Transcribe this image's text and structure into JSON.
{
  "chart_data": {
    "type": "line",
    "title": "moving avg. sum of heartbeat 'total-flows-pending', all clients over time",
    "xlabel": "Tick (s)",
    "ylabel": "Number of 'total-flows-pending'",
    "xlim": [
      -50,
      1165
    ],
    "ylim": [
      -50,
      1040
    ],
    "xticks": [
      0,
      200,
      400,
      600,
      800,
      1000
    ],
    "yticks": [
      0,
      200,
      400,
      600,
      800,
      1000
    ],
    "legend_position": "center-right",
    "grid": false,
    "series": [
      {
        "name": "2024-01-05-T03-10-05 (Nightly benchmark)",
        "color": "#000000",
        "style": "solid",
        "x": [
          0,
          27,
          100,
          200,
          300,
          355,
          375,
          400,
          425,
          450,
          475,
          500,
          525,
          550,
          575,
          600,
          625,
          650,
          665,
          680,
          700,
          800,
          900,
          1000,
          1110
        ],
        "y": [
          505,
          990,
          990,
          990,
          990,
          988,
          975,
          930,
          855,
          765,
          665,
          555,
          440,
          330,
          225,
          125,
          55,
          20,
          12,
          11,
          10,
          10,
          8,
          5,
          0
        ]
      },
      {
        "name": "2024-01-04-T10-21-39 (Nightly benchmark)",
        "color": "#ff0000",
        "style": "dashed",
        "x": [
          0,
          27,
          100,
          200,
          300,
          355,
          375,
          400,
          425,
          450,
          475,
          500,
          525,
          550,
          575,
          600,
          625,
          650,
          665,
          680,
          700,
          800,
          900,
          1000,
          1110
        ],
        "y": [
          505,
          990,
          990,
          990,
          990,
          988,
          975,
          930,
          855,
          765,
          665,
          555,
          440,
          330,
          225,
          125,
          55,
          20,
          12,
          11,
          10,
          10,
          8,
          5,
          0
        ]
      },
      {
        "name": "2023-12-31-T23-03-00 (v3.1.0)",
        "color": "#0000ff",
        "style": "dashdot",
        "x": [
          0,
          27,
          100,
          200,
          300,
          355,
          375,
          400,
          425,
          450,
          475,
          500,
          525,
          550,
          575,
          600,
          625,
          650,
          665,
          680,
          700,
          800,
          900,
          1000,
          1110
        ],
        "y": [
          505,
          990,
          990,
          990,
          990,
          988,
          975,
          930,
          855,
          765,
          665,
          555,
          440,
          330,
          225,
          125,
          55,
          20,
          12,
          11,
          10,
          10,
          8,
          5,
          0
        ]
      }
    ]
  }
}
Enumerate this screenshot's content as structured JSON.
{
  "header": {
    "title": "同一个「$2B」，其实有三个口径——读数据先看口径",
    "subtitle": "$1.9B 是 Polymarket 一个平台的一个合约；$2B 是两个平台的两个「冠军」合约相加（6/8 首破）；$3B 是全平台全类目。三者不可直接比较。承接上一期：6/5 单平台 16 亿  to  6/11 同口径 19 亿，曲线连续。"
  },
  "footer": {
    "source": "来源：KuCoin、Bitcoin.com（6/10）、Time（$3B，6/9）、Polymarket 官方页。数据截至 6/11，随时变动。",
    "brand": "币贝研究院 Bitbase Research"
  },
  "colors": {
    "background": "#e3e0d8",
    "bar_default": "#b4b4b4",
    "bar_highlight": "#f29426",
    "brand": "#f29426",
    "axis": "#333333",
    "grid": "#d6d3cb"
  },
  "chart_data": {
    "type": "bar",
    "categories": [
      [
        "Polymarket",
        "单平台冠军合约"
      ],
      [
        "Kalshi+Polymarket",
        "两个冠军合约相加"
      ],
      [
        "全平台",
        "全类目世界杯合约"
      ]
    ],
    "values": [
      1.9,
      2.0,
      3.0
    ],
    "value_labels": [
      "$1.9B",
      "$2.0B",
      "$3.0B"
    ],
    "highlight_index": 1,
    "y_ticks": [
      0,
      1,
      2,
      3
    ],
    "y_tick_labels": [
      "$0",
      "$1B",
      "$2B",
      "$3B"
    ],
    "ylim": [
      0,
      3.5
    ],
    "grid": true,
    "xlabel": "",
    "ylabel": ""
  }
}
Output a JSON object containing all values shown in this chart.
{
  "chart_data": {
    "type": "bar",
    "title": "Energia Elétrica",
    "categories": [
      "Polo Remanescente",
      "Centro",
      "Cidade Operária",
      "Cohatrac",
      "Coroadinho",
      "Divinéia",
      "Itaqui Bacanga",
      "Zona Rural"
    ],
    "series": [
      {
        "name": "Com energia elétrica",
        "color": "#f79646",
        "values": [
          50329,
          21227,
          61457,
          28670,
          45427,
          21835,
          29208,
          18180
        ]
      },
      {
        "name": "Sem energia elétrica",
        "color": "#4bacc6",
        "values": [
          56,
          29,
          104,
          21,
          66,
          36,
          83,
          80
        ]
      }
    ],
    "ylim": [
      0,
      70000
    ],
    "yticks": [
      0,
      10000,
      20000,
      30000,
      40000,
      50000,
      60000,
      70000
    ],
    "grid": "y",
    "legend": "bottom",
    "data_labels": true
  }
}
#####
**Written request:** Without leaving anything out, give the entries again exactly.

**The answer:**
Transcribe this image's text and structure into JSON.
{
  "chart_data": {
    "type": "line",
    "title": "moving avg. sum of heartbeat 'total-flows-pending', all clients over time",
    "xlabel": "Tick (s)",
    "ylabel": "Number of 'total-flows-pending'",
    "xlim": [
      -50,
      1165
    ],
    "ylim": [
      -50,
      1040
    ],
    "xticks": [
      0,
      200,
      400,
      600,
      800,
      1000
    ],
    "yticks": [
      0,
      200,
      400,
      600,
      800,
      1000
    ],
    "legend_position": "center-right",
    "grid": false,
    "series": [
      {
        "name": "2024-01-05-T03-10-05 (Nightly benchmark)",
        "color": "#000000",
        "style": "solid",
        "x": [
          0,
          27,
          100,
          200,
          300,
          355,
          375,
          400,
          425,
          450,
          475,
          500,
          525,
          550,
          575,
          600,
          625,
          650,
          665,
          680,
          700,
          800,
          900,
          1000,
          1110
        ],
        "y": [
          505,
          990,
          990,
          990,
          990,
          988,
          975,
          930,
          855,
          765,
          665,
          555,
          440,
          330,
          225,
          125,
          55,
          20,
          12,
          11,
          10,
          10,
          8,
          5,
          0
        ]
      },
      {
        "name": "2024-01-04-T10-21-39 (Nightly benchmark)",
        "color": "#ff0000",
        "style": "dashed",
        "x": [
          0,
          27,
          100,
          200,
          300,
          355,
          375,
          400,
          425,
          450,
          475,
          500,
          525,
          550,
          575,
          600,
          625,
          650,
          665,
          680,
          700,
          800,
          900,
          1000,
          1110
        ],
        "y": [
          505,
          990,
          990,
          990,
          990,
          988,
          975,
          930,
          855,
          765,
          665,
          555,
          440,
          330,
          225,
          125,
          55,
          20,
          12,
          11,
          10,
          10,
          8,
          5,
          0
        ]
      },
      {
        "name": "2023-12-31-T23-03-00 (v3.1.0)",
        "color": "#0000ff",
        "style": "dashdot",
        "x": [
          0,
          27,
          100,
          200,
          300,
          355,
          375,
          400,
          425,
          450,
          475,
          500,
          525,
          550,
          575,
          600,
          625,
          650,
          665,
          680,
          700,
          800,
          900,
          1000,
          1110
        ],
        "y": [
          505,
          990,
          990,
          990,
          990,
          988,
          975,
          930,
          855,
          765,
          665,
          555,
          440,
          330,
          225,
          125,
          55,
          20,
          12,
          11,
          10,
          10,
          8,
          5,
          0
        ]
      }
    ]
  }
}
Enumerate this screenshot's content as structured JSON.
{
  "header": {
    "title": "同一个「$2B」，其实有三个口径——读数据先看口径",
    "subtitle": "$1.9B 是 Polymarket 一个平台的一个合约；$2B 是两个平台的两个「冠军」合约相加（6/8 首破）；$3B 是全平台全类目。三者不可直接比较。承接上一期：6/5 单平台 16 亿  to  6/11 同口径 19 亿，曲线连续。"
  },
  "footer": {
    "source": "来源：KuCoin、Bitcoin.com（6/10）、Time（$3B，6/9）、Polymarket 官方页。数据截至 6/11，随时变动。",
    "brand": "币贝研究院 Bitbase Research"
  },
  "colors": {
    "background": "#e3e0d8",
    "bar_default": "#b4b4b4",
    "bar_highlight": "#f29426",
    "brand": "#f29426",
    "axis": "#333333",
    "grid": "#d6d3cb"
  },
  "chart_data": {
    "type": "bar",
    "categories": [
      [
        "Polymarket",
        "单平台冠军合约"
      ],
      [
        "Kalshi+Polymarket",
        "两个冠军合约相加"
      ],
      [
        "全平台",
        "全类目世界杯合约"
      ]
    ],
    "values": [
      1.9,
      2.0,
      3.0
    ],
    "value_labels": [
      "$1.9B",
      "$2.0B",
      "$3.0B"
    ],
    "highlight_index": 1,
    "y_ticks": [
      0,
      1,
      2,
      3
    ],
    "y_tick_labels": [
      "$0",
      "$1B",
      "$2B",
      "$3B"
    ],
    "ylim": [
      0,
      3.5
    ],
    "grid": true,
    "xlabel": "",
    "ylabel": ""
  }
}
Output a JSON object containing all values shown in this chart.
{
  "chart_data": {
    "type": "bar",
    "title": "Energia Elétrica",
    "categories": [
      "Polo Remanescente",
      "Centro",
      "Cidade Operária",
      "Cohatrac",
      "Coroadinho",
      "Divinéia",
      "Itaqui Bacanga",
      "Zona Rural"
    ],
    "series": [
      {
        "name": "Com energia elétrica",
        "color": "#f79646",
        "values": [
          50329,
          21227,
          61457,
          28670,
          45427,
          21835,
          29208,
          18180
        ]
      },
      {
        "name": "Sem energia elétrica",
        "color": "#4bacc6",
        "values": [
          56,
          29,
          104,
          21,
          66,
          36,
          83,
          80
        ]
      }
    ],
    "ylim": [
      0,
      70000
    ],
    "yticks": [
      0,
      10000,
      20000,
      30000,
      40000,
      50000,
      60000,
      70000
    ],
    "grid": "y",
    "legend": "bottom",
    "data_labels": true
  }
}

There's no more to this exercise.